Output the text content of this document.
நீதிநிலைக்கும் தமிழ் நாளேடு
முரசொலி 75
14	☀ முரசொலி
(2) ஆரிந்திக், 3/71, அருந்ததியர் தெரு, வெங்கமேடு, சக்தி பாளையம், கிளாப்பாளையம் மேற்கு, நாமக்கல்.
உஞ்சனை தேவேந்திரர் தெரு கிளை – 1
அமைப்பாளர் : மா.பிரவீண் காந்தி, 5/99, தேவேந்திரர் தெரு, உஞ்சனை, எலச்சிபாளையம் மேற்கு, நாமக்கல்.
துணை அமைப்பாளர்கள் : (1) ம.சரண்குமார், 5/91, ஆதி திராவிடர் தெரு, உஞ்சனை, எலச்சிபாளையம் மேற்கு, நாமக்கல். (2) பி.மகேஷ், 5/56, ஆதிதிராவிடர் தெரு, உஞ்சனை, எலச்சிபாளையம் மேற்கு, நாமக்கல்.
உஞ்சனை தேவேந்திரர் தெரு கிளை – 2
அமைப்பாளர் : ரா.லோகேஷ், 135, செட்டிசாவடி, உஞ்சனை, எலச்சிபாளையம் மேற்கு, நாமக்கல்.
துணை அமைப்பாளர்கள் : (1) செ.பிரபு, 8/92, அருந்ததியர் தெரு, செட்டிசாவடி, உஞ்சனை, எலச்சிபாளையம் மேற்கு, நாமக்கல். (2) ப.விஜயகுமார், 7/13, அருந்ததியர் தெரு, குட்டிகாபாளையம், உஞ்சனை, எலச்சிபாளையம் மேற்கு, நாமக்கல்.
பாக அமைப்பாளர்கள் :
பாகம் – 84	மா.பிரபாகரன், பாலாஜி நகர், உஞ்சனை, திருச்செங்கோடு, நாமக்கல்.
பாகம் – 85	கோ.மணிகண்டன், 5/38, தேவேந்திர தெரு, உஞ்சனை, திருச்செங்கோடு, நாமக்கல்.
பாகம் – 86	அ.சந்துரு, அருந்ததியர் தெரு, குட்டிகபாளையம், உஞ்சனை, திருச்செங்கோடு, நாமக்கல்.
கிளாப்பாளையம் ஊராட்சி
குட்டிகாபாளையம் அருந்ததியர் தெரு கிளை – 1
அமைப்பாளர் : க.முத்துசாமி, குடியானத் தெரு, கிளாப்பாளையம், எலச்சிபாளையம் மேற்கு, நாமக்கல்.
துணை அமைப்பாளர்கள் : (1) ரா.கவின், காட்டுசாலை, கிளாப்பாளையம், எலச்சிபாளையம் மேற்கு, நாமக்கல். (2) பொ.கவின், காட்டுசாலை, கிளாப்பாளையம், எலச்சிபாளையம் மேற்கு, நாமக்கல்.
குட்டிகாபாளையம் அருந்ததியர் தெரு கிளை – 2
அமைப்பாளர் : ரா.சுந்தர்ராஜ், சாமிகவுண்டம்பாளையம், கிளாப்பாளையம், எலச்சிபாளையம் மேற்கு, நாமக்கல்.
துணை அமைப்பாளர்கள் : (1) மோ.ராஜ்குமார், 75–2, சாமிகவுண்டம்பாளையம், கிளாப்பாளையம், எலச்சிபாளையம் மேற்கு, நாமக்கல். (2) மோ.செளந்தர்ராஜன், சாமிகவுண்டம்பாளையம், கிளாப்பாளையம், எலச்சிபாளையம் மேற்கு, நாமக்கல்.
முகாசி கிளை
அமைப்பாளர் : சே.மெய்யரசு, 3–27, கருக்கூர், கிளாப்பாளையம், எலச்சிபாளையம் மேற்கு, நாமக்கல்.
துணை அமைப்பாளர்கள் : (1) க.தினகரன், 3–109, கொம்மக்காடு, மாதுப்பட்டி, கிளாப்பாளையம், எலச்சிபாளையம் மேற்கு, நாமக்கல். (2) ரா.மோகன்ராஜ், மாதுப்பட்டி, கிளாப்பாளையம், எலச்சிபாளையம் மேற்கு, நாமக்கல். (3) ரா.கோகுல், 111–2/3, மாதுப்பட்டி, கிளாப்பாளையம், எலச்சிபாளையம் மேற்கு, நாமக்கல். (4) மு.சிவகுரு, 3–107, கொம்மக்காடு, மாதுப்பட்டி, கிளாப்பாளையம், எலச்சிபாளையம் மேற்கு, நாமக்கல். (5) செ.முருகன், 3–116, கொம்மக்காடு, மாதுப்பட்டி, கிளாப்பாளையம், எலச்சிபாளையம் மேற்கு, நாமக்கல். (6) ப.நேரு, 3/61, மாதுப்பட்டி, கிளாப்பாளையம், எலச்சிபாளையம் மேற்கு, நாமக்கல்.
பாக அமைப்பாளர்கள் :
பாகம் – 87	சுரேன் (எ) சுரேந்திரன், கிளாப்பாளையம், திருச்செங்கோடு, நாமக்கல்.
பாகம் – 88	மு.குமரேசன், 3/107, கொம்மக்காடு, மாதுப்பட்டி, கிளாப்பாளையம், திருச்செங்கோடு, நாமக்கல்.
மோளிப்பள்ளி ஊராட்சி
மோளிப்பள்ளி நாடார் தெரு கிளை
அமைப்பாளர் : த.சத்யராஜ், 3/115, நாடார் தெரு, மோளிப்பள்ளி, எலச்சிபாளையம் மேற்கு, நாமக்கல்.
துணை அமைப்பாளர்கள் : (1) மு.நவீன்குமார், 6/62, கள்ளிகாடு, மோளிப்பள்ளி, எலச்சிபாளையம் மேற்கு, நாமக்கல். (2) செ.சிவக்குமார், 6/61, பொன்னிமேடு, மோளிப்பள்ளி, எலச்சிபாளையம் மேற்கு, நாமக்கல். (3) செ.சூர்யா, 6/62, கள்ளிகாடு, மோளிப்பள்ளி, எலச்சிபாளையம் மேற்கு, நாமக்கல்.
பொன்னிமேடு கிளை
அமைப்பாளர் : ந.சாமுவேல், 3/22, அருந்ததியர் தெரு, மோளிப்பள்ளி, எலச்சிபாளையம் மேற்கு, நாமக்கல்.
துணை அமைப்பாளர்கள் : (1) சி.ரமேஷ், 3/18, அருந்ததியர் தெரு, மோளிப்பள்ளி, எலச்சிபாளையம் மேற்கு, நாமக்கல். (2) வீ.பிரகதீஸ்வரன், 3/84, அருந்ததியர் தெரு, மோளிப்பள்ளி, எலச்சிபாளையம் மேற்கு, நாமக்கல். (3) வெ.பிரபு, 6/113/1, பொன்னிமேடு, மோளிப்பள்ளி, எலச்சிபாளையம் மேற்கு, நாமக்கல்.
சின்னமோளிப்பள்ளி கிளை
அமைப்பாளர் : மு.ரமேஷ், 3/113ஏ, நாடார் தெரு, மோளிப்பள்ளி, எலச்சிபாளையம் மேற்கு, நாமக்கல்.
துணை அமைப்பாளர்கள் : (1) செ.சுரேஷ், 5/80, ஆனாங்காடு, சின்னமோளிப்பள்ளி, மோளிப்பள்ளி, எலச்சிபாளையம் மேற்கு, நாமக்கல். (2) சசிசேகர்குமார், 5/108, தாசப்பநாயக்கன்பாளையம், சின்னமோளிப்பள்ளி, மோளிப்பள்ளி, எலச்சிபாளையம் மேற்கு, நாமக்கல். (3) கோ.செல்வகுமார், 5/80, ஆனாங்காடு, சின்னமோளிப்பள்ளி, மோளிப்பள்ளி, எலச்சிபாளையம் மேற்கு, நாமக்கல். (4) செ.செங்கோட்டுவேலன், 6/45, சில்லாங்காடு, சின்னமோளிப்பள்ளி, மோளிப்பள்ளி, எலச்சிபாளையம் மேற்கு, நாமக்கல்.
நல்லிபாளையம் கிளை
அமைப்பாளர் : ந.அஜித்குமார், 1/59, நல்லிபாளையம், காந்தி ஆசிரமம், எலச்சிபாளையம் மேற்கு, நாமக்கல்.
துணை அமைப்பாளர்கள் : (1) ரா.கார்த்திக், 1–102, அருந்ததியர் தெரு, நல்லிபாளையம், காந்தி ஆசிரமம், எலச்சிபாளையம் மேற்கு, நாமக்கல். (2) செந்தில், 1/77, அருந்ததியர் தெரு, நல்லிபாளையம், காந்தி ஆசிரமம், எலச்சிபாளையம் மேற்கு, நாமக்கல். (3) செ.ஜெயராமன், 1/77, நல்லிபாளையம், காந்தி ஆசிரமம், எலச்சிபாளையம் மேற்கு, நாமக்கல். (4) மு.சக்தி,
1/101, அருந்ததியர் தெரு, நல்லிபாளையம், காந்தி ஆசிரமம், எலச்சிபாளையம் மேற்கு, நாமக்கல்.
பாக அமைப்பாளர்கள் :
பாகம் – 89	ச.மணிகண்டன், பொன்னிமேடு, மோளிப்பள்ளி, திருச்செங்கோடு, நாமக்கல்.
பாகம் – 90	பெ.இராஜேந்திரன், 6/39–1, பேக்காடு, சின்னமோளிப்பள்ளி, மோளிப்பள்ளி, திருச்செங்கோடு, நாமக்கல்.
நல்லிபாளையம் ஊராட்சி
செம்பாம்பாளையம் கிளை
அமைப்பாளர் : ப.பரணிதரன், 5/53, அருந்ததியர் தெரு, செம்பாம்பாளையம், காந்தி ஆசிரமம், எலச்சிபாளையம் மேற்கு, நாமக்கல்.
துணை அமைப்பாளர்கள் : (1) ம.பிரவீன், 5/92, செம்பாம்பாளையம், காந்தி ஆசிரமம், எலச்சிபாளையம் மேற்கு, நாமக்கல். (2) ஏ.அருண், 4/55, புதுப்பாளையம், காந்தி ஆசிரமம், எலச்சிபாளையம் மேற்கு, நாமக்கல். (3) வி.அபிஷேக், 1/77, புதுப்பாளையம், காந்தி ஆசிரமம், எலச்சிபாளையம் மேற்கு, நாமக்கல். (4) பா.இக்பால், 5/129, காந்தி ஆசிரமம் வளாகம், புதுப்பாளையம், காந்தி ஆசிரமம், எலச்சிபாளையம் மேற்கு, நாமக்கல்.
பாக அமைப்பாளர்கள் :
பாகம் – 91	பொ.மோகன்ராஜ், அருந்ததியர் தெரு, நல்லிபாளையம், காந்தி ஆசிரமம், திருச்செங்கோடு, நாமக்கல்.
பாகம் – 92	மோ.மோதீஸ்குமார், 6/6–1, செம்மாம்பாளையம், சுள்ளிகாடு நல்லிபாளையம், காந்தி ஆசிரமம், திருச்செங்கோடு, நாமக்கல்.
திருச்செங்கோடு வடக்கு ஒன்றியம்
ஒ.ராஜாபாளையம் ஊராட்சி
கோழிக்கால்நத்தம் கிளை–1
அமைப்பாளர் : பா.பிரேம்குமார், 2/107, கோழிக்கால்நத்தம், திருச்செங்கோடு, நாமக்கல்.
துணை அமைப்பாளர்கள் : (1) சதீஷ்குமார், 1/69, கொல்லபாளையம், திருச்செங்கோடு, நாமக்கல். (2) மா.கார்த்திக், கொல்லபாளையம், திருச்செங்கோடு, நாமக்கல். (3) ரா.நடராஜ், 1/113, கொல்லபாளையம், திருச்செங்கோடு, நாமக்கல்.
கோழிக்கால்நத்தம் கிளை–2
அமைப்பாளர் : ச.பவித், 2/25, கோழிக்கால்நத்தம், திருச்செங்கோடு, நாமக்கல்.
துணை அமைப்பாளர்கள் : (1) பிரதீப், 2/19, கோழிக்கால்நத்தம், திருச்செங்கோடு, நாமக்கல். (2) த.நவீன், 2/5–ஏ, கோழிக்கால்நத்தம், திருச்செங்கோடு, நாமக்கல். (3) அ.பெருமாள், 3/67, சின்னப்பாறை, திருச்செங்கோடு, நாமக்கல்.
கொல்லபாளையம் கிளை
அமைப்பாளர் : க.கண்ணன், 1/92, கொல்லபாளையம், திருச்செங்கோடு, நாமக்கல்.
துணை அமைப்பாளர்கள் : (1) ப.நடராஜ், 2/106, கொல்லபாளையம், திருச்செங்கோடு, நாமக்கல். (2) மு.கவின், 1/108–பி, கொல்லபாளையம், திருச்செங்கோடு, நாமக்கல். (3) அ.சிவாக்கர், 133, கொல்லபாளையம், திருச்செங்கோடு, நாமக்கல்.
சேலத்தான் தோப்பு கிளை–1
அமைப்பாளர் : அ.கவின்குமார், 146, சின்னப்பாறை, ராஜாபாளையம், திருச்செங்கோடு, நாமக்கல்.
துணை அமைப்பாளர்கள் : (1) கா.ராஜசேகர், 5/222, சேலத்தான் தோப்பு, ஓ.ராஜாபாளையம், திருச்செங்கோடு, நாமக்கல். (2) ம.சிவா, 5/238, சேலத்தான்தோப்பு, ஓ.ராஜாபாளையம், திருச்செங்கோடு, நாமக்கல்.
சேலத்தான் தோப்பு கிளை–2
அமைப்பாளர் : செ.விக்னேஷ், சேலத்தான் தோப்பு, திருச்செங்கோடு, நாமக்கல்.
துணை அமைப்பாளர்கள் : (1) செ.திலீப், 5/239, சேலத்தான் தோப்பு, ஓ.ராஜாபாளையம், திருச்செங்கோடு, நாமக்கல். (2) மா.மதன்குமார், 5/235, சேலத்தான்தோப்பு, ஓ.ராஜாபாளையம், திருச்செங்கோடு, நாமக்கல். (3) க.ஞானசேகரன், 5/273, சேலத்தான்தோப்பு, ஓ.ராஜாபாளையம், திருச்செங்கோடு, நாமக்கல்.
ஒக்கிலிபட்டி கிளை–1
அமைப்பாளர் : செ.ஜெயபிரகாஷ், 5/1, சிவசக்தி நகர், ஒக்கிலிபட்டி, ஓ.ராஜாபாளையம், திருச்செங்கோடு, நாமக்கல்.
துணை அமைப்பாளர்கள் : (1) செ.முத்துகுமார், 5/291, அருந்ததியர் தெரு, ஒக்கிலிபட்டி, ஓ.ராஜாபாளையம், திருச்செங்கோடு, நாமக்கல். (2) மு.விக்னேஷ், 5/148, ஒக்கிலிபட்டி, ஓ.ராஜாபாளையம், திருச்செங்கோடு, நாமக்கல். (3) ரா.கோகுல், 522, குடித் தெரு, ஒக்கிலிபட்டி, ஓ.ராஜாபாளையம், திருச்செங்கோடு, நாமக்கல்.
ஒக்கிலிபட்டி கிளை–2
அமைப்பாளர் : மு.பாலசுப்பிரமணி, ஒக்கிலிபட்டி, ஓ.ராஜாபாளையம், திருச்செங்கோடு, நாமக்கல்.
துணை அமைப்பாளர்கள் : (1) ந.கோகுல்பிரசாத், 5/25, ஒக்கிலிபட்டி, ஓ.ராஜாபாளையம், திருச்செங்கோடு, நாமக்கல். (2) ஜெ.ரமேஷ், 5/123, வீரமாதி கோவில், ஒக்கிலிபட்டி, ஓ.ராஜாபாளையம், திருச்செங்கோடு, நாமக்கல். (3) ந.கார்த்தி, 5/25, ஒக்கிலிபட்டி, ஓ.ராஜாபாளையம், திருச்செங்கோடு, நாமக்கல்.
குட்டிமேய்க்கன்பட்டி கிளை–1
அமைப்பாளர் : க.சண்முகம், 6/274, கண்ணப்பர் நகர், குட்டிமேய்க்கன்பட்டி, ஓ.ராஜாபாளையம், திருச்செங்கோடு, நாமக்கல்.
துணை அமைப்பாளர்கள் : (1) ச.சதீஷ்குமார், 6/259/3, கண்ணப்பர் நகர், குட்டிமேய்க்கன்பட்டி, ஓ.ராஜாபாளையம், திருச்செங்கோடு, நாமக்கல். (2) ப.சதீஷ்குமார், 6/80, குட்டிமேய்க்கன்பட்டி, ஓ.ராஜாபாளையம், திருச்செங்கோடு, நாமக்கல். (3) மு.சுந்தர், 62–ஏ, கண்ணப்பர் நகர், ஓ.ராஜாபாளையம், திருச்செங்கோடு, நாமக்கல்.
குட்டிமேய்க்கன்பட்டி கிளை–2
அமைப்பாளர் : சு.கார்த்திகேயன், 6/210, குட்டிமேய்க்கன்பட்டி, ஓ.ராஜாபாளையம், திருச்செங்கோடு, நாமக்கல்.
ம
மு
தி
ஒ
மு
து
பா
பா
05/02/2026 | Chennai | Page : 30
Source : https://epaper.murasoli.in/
...
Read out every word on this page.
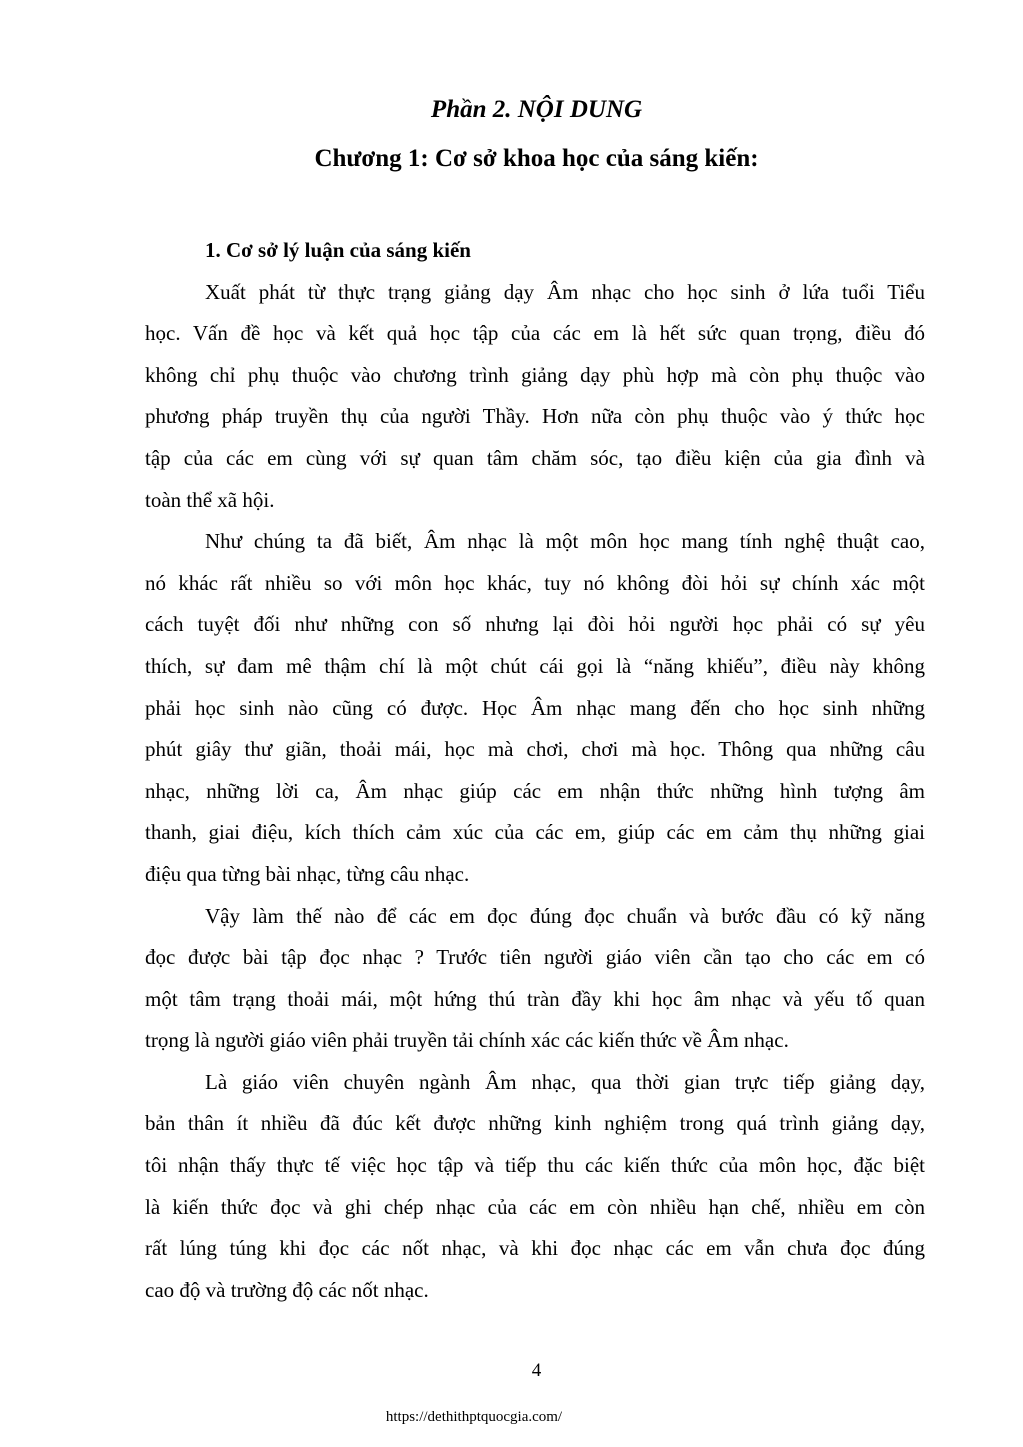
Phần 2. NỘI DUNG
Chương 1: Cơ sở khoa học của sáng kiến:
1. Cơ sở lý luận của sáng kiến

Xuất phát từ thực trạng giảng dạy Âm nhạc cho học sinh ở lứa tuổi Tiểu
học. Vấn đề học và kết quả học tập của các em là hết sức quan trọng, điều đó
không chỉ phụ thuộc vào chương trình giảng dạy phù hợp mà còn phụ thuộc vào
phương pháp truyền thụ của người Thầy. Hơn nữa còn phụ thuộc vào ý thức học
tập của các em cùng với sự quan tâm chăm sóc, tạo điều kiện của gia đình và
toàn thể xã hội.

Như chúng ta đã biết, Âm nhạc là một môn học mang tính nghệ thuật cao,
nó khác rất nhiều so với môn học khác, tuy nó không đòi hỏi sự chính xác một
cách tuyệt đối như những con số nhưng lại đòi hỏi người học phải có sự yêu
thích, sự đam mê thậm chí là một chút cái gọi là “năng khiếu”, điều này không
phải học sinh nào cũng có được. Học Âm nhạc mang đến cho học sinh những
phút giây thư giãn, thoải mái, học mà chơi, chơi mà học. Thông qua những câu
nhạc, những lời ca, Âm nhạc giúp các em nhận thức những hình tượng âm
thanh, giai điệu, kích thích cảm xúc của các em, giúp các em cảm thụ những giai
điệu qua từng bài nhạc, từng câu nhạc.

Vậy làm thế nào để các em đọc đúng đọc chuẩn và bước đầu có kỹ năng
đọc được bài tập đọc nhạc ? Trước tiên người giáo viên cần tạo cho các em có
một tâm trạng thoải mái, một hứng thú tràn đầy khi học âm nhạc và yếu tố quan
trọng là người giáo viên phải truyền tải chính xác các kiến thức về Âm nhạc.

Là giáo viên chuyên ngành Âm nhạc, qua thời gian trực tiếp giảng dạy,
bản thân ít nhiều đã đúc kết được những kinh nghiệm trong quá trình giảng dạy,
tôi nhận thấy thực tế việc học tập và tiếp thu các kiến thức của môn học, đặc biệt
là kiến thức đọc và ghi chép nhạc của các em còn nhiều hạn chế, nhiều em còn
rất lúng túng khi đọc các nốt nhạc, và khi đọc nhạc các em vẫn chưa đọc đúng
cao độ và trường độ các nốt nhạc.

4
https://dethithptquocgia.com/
...
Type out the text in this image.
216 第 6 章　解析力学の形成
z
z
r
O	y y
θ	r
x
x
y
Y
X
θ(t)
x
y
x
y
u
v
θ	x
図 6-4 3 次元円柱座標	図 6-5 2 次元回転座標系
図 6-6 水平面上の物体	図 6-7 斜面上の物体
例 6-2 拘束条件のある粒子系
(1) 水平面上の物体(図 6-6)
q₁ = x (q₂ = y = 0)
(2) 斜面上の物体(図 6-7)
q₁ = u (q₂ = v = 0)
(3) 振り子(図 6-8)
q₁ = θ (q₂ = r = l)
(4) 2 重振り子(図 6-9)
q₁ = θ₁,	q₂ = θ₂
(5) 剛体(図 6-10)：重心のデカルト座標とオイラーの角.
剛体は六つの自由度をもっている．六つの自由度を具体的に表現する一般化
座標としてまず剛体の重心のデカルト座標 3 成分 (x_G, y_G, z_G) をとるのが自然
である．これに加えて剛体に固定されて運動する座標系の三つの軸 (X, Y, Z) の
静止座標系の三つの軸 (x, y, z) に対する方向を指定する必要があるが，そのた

*Your instructions*: Identify and copy the lines holding the word "text".

*Answer in full*:
Output the text content of this document.
Type out the text in this image.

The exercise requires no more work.